- **Dataset records**
* * *
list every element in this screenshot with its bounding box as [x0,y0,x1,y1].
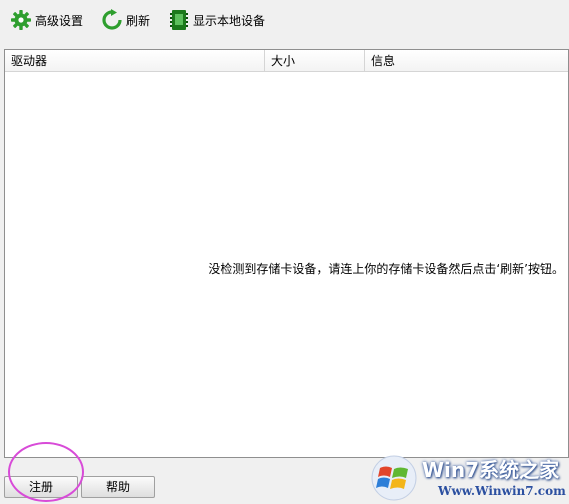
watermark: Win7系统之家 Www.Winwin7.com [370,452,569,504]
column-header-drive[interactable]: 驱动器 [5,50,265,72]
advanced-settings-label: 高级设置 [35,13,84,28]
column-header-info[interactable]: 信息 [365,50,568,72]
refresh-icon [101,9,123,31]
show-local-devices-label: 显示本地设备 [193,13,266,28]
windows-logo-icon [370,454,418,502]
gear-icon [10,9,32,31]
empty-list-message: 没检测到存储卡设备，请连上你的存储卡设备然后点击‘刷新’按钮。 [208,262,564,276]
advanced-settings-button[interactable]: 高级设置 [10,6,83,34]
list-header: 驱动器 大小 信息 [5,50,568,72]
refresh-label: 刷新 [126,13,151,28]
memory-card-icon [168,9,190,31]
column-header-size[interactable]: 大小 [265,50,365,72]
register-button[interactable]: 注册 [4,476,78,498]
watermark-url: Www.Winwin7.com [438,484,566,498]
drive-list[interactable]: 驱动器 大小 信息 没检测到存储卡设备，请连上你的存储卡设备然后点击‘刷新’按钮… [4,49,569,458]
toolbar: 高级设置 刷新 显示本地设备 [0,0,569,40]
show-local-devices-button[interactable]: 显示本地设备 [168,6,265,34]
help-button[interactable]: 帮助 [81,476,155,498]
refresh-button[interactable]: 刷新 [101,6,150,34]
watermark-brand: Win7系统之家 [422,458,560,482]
* * *
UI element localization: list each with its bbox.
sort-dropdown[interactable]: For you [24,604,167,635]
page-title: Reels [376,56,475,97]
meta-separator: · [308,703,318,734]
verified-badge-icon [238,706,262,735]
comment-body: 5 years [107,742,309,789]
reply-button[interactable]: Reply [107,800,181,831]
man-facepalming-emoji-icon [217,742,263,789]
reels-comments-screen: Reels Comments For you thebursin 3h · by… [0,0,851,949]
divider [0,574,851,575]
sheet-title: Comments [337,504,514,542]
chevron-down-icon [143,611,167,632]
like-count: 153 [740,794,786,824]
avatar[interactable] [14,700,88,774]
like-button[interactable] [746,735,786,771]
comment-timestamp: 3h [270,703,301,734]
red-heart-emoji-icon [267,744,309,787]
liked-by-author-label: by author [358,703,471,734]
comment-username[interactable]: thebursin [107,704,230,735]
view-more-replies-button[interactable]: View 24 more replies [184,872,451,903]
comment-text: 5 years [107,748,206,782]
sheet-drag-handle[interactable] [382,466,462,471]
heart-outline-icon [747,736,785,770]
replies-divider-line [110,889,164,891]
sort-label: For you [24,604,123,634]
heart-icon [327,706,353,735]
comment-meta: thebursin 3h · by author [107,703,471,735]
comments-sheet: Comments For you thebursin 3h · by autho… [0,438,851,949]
* * *
- **What you will do**
Change "sheet-title" to "sheet-heading" in everything from the line containing "UI element localization: list" down to the line containing "liked-by-author-label: by author", and give only those lines with nothing else altered.

- **Right answer**
UI element localization: list each with its bbox.
sort-dropdown[interactable]: For you [24,604,167,635]
page-title: Reels [376,56,475,97]
meta-separator: · [308,703,318,734]
verified-badge-icon [238,706,262,735]
comment-body: 5 years [107,742,309,789]
reply-button[interactable]: Reply [107,800,181,831]
man-facepalming-emoji-icon [217,742,263,789]
reels-comments-screen: Reels Comments For you thebursin 3h · by… [0,0,851,949]
divider [0,574,851,575]
sheet-heading: Comments [337,504,514,542]
chevron-down-icon [143,611,167,632]
like-count: 153 [740,794,786,824]
avatar[interactable] [14,700,88,774]
like-button[interactable] [746,735,786,771]
comment-timestamp: 3h [270,703,301,734]
red-heart-emoji-icon [267,744,309,787]
liked-by-author-label: by author [358,703,471,734]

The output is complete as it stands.